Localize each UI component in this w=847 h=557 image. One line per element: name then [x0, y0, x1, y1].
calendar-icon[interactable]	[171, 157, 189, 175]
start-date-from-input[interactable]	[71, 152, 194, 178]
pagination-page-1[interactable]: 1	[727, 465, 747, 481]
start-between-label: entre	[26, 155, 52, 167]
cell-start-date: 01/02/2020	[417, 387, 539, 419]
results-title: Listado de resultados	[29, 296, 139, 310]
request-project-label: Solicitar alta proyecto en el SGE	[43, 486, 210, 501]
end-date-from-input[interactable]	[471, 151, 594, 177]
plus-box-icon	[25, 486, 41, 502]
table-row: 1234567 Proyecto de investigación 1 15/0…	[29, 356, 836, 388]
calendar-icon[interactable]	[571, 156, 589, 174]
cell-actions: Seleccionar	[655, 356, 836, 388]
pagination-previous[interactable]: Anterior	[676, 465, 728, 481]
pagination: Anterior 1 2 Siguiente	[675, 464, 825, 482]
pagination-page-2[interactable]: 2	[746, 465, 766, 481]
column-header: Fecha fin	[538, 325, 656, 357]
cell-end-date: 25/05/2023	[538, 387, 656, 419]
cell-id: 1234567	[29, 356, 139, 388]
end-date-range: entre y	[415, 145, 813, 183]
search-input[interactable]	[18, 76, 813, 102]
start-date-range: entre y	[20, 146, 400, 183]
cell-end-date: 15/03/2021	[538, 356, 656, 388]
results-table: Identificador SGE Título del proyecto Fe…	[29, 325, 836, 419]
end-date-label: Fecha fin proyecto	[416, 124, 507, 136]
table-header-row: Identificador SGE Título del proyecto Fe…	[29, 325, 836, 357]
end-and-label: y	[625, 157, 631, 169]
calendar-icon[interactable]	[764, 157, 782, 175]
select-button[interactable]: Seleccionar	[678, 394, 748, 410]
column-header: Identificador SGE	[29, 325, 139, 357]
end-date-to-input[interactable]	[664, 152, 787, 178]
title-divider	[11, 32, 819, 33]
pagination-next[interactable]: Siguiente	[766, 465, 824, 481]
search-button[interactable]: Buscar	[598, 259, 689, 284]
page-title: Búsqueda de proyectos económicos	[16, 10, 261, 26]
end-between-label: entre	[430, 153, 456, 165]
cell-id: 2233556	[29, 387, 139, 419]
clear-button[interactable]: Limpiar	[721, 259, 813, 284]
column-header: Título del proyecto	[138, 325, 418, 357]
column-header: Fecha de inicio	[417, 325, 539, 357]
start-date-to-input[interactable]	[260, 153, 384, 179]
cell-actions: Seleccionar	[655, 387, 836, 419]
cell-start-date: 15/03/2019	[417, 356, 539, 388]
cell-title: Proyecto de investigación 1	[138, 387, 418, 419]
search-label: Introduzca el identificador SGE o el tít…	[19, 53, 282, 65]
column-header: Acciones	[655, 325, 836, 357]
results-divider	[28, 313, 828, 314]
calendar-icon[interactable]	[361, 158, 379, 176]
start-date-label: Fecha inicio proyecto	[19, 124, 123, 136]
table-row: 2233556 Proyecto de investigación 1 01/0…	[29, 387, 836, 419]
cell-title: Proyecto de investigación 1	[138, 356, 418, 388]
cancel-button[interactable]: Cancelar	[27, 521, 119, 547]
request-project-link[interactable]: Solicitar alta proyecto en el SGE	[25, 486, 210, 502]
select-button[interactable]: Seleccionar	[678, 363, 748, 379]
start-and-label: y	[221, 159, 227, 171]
━━━━━━━━━━━━━━━━━━━━
# [WHAT YOU ARE ASKED TO DO]
Which lines of the records contain the string "header"? Gather every such line in full, with case counting in the match.

# [ANSWER TO THIS TASK]
column-header: Fecha fin	[538, 325, 656, 357]
table-header-row: Identificador SGE Título del proyecto Fe…	[29, 325, 836, 357]
column-header: Identificador SGE	[29, 325, 139, 357]
column-header: Título del proyecto	[138, 325, 418, 357]
column-header: Fecha de inicio	[417, 325, 539, 357]
column-header: Acciones	[655, 325, 836, 357]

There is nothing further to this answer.